* _WHAT IS REQUIRED_
Copy out all the lines where "icon" shows up.
---------- DATA EXTRACT
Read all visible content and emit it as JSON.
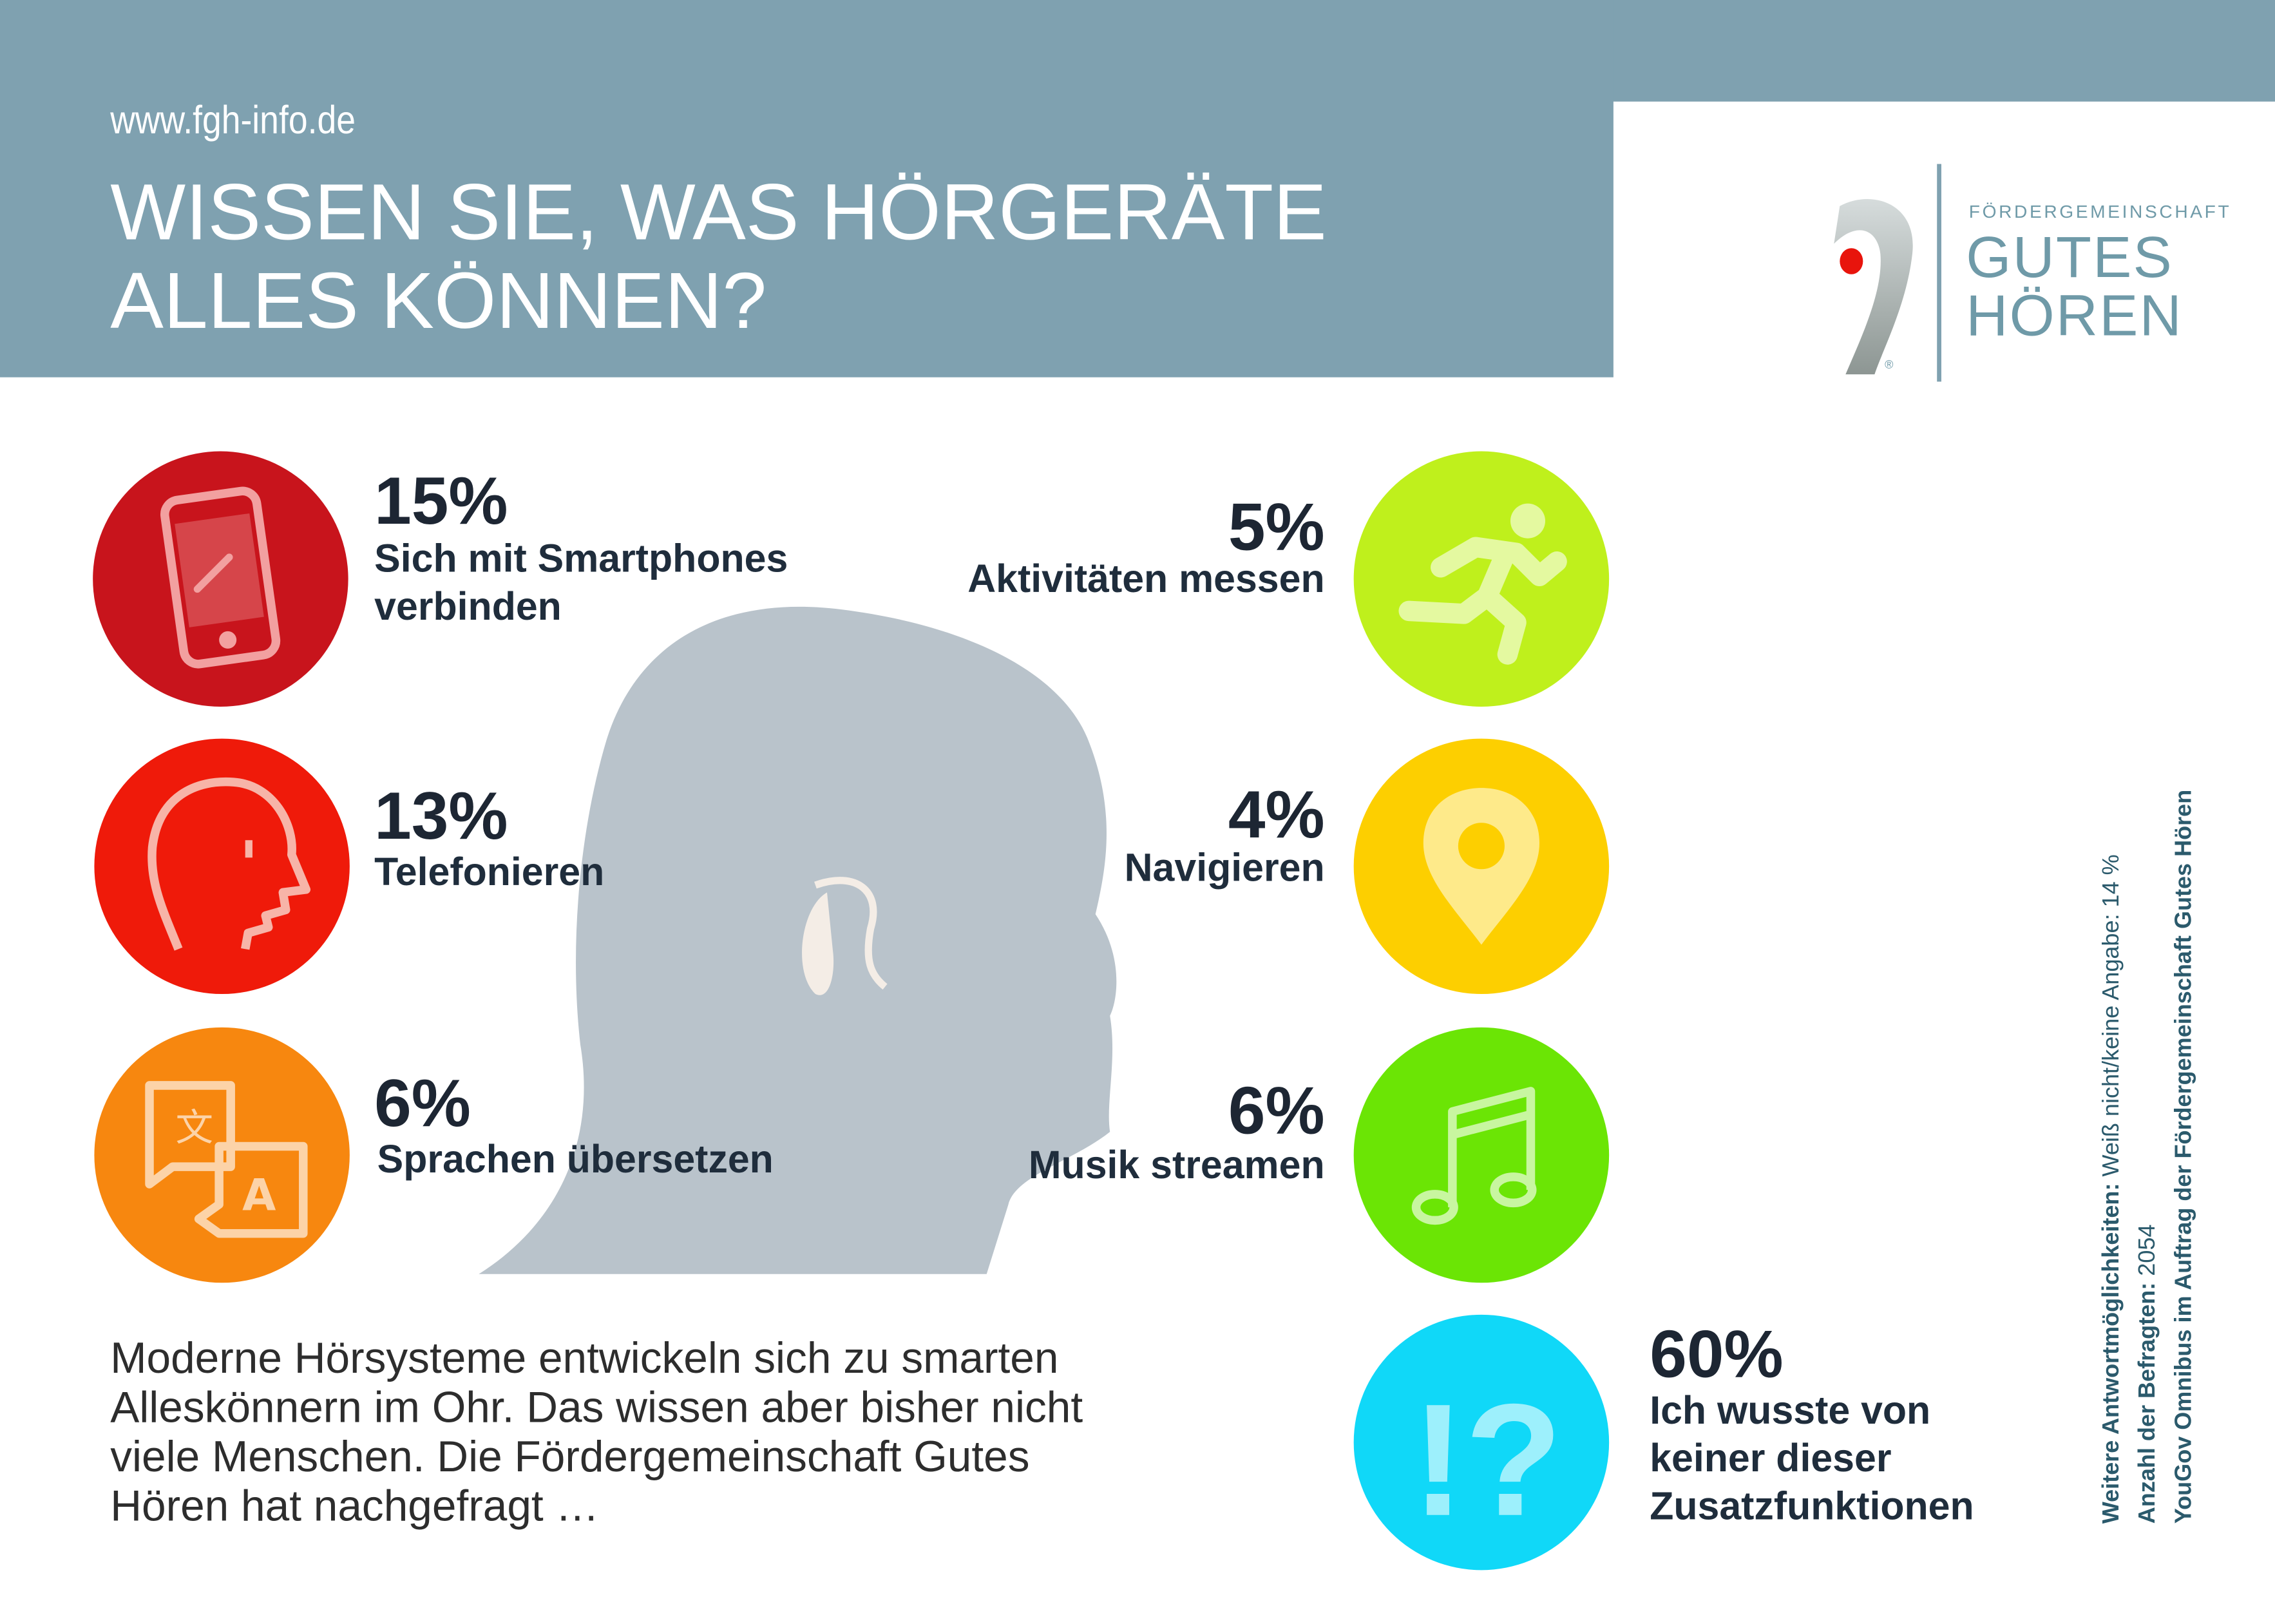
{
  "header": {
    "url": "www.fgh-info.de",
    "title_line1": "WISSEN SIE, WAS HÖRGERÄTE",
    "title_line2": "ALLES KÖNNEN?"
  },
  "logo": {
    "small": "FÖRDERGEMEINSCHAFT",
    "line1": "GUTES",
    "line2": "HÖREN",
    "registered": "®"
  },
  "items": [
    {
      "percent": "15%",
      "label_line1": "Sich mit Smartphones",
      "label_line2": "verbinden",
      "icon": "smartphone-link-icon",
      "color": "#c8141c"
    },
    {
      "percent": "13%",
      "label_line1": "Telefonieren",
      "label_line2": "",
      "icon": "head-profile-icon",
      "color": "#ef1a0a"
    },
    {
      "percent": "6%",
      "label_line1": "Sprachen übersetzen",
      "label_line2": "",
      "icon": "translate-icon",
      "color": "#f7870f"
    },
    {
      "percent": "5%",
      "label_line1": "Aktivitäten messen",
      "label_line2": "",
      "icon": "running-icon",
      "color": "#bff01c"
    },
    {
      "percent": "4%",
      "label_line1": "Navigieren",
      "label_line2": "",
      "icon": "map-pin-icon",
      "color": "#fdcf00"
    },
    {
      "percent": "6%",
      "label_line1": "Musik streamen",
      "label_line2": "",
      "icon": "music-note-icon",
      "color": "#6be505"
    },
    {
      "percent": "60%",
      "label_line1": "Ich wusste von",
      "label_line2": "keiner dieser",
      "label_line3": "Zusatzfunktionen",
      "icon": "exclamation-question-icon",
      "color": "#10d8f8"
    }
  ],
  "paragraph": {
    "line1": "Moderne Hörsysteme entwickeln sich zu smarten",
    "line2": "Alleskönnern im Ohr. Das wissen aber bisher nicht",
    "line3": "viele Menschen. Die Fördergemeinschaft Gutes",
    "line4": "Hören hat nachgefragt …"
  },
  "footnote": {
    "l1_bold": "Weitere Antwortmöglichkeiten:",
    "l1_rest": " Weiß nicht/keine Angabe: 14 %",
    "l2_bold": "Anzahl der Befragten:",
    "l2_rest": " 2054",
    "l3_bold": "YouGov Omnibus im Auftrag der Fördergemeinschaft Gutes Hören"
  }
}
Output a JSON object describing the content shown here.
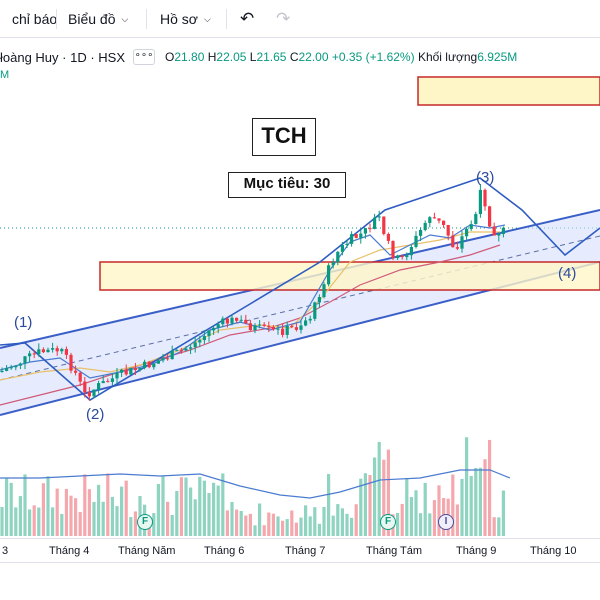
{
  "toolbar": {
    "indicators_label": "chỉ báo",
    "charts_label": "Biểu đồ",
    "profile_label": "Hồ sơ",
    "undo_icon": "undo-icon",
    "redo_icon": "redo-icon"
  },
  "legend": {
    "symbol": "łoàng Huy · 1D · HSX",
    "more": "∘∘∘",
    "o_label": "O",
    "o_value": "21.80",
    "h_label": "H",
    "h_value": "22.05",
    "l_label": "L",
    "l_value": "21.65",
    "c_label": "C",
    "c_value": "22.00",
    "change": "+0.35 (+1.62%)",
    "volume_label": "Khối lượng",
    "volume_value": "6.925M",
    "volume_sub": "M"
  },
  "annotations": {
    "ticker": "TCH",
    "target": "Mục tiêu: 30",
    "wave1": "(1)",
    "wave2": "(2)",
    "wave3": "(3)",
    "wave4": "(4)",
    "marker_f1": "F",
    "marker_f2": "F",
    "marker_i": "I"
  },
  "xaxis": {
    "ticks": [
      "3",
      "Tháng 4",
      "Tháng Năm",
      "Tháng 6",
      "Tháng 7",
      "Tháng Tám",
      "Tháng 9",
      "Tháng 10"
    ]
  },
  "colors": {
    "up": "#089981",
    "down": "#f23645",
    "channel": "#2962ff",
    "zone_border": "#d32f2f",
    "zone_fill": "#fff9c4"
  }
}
--------------------
* _FULL ANSWER_
      "icon": "smartphone-link-icon",
      "icon": "head-profile-icon",
      "icon": "translate-icon",
      "icon": "running-icon",
      "icon": "map-pin-icon",
      "icon": "music-note-icon",
      "icon": "exclamation-question-icon",
    "undo_icon": "undo-icon",
    "redo_icon": "redo-icon"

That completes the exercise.